• Recorded data:
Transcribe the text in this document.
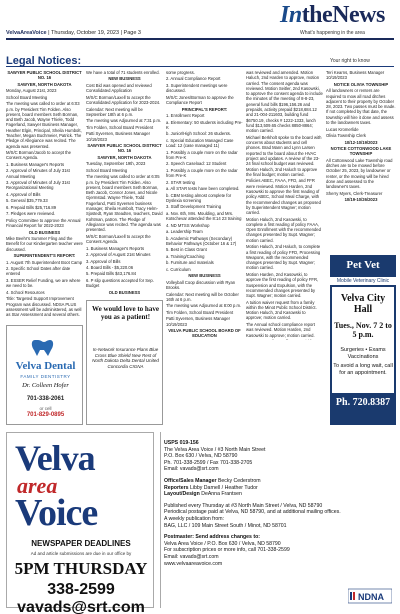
IntheNews
What's happening in the area
VelvaAreaVoice | Thursday, October 19, 2023 | Page 3
Legal Notices:	Your right to know

SAWYER PUBLIC SCHOOL DISTRICT NO. 16

SAWYER, NORTH DAKOTA

Monday, August 21st, 2023

School Board Meeting

The meeting was called to order at 6:03 p.m. by President Tim Folden. Also present, board members Seth Borman, and Beth Jacob, Wayne Thiele, Todd Fagerland, Sawyer Business Manager, Heather Elgin, Principal, Sheila Humbolt, Teacher, Megan Buchmeier, Patrick. The Pledge of Allegiance was recited. The agenda was presented.

M/S/C Borman/Jacob to accept the Consent Agenda.

1. Business Manager's Reports

2. Approval of Minutes of July 31st Annual Meeting

3. Approval of Minutes of July 31st Reorganizational Meeting

4. Approval of Bills

5. General $35,779.33

6. Prepaid Bills $25,716.89

7. Pledges were reviewed.

Policy Committee to approve the Annual Financial Report for 2022-2023

OLD BUSINESS

Mike Beehr's Summer Fling and the Benefit for our Kindergarten teacher were discussed.

SUPERINTENDENT'S REPORT:

1. August 7th Superintendent Boot Camp

2. Specific School Dates after date entered

3. ESSER Relief Funding, we are where we need to be.

4. School Resources

Title: Targeted Support Improvement Program was discussed. NDSA PLUS assessment will be administered, as well as Star Assessment and several others.

We have a total of 71 students enrolled.

NEW BUSINESS

Cost Bid was opened and reviewed Consolidated Application

M/S/C Borman/Laxell to accept the Consolidated Application for 2023-2024.

Calendar: Next meeting will be September 18th at 6 p.m.

The meeting was Adjourned at 7:31 p.m.

Tim Folden, School Board President

Patti Syversen, Business Manager 10/19/2023

SAWYER PUBLIC SCHOOL DISTRICT NO. 16

SAWYER, NORTH DAKOTA

Tuesday, September 19th, 2023

School Board Meeting

The meeting was called to order at 6:05 p.m. by President Tim Folden. Also present, board members Seth Borman, Beth Jacob, Connor Jones, and Nicole Gjermstad. Wayne Thiele, Todd Fagerland, Patti Syversen business manager, Sheila Humbolt, Tracy Helm-Sjostedt, Ryan Steadten, teachers, David Kohtman, patron. The Pledge of Allegiance was recited. The agenda was presented.

M/S/C Borman/Laxell to accept the Consent Agenda.

1. Business Manager's Reports

2. Approval of August 21st Minutes

3. Approval of Bills

4. Board Bills - $5,220.06

5. Prepaid Bills $43,176.84

6. P slip questions accepted for Sep. Budget

OLD BUSINESS

some progress.

2. Annual Compliance Report

3. Superintendent meetings were discussed.

M/S/C Jones/Borman to approve the Compliance Report

PRINCIPAL'S REPORT:

1. Enrollment Report

a. Elementary: 50 students including Pre-K

b. Junior/High School: 26 students.

c. Special Education Managed Case Load: 12 (case managed 11)

1. Possibly a couple more on the radar from Pre-K

2. Speech Caseload: 12 Student

1. Possibly a couple more on the radar from Pre-K

2. STAR testing

a. All STAR tests have been completed.

b. CBM testing almost complete for Dyslexia screening

3. Staff Development Training

a. Nov. 6th, Mrs. Moulding, and Mrs. Kotschevar attended the 8:14 23 training

4. ND MTSS Workshop

a. Leadership Team

b. Academic Pathways (Secondary) Behavior Pathways (October 16 & 17)

5. Best in Class Grant

a. Training/Coaching

b. Furniture and materials

c. Curriculum

NEW BUSINESS

Volleyball Coop discussion with Ryan Brooks.

Calendar: Next meeting will be October 16th at 6 p.m.

The meeting was Adjourned at 8:00 p.m.

Tim Folden, School Board President

Patti Syversen, Business Manager 10/19/2023

VELVA PUBLIC SCHOOL BOARD OF EDUCATION

was reviewed and amended. Motion Haluch, 2nd Harden to approve, motion carried. The consent agenda was reviewed. Motion Seitler, 2nd Kasowski, to approve the consent agenda to include the minutes of the meeting of 8-8-23, general fund bills $196,156.26 and prepaids, activity prepaid $218,684.12 and 21-004-211603, building fund $6750.19, checks # 1222-1333, lunch fund $13,509.65 checks 8850-8864; motion carried.

Michael Berkholt spoke to the board with concerns about students and cell phones. Brad Mann and Lynn Larsen reported to the board about the HVAC project and updates. A review of the 23-24 final school budget was reviewed. Motion Haluch, 2nd Haluch to approve the final budget; motion carried.

Policies ABEC, FAAA, FFD, and FFR were reviewed. Motion Harden, 2nd Kasowski to approve the first reading of policy ABEC, School Meal Charge, with the recommended changes as proposed by Superintendent Wagner; motion carried.

Motion Haluch, 2nd Kasowski, to complete a first reading of policy FAAA, Open Enrollment with the recommended changes presented by Supt. Wagner; motion carried.

Motion Haluch, 2nd Haluch, to complete a first reading of policy FFD, Processing Weapons, with the recommended changes presented by Supt. Wagner; motion carried.

Motion Harden, 2nd Kasowski, to approve the first reading of policy FFR, Suspension and Expulsion, with the recommended changes presented by Supt. Wagner; motion carried.

A tuition waiver request from a family within the Minot Public School District. Motion Haluch, 2nd Kasowski to approve; motion carried.

The Annual school compliance report was reviewed. Motion Harden, 2nd Kasowski to approve; motion carried.

Teri Kearns, Business Manager 10/19/2023

NOTICE OLIVIA TOWNSHIP

All landowners or renters are required to mow all road ditches adjacent to their property by October 28, 2023. Two passes must be made. If not completed by that date, the township will hire it done and assess to the landowners taxes.

Lucas Kromerlide

Olivia Township Clerk

10/12-10/19/2023

NOTICE COTTONWOOD LAKE TOWNSHIP

All Cottonwood Lake Township road ditches are to be mowed before October 25, 2023, by landowner or renter, or the mowing will be hired done and assessed to the landowner's taxes.

Sherry Myers, Clerk-Treasurer

10/19-10/26/2023

Velva Dental
FAMILY DENTISTRY
Dr. Colleen Hofer
701-338-2061
or cell
701-829-0895
We would love to have you as a patient!
In-Network Insurance Plans Blue Cross Blue Shield New Rest of North Dakota Delta Dental United Concordia CIGNA
Pet Vet
Mobile Veterinary Clinic
Velva City Hall
Tues., Nov. 7 2 to 5 p.m.
Surgeries • Exams Vaccinations
To avoid a long wait, call for an appointment.
Ph. 720.8387
Velva
area
Voice
NEWSPAPER DEADLINES
Ad and article submissions are due in our office by
5PM THURSDAY
338-2599 vavads@srt.com

USPS 019-156

The Velva Area Voice / #3 North Main Street

P.O. Box 630 / Velva, ND 58790

Ph. 701-338-2599 / Fax 701-338-2705

Email: vavads@srt.com

Office/Sales Manager Becky Cederstrom

Reporters Libby Darnell / Heather Tudor

Layout/Design DeAnna Frantsen

Published every Thursday at #3 North Main Street / Velva, ND 58790

Periodical postage paid at Velva, ND 58790, and at additional mailing offices.

A weekly publication from:

BAG, LLC / 109 Main Street South / Minot, ND 58701

Postmaster: Send address changes to:

Velva Area Voice / P.O. Box 630 / Velva, ND 58790

For subscription prices or more info, call 701-338-2599

Email: vavads@srt.com

www.velvaareavoice.com

NDNA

• Given problem: Using the listing above, pull out all lines that hold the word "members".

• Task solution:
The meeting was called to order at 6:03 p.m. by President Tim Folden. Also present, board members Seth Borman, and Beth Jacob, Wayne Thiele, Todd Fagerland, Sawyer Business Manager, Heather Elgin, Principal, Sheila Humbolt, Teacher, Megan Buchmeier, Patrick. The Pledge of Allegiance was recited. The agenda was presented.
The meeting was called to order at 6:05 p.m. by President Tim Folden. Also present, board members Seth Borman, Beth Jacob, Connor Jones, and Nicole Gjermstad. Wayne Thiele, Todd Fagerland, Patti Syversen business manager, Sheila Humbolt, Tracy Helm-Sjostedt, Ryan Steadten, teachers, David Kohtman, patron. The Pledge of Allegiance was recited. The agenda was presented.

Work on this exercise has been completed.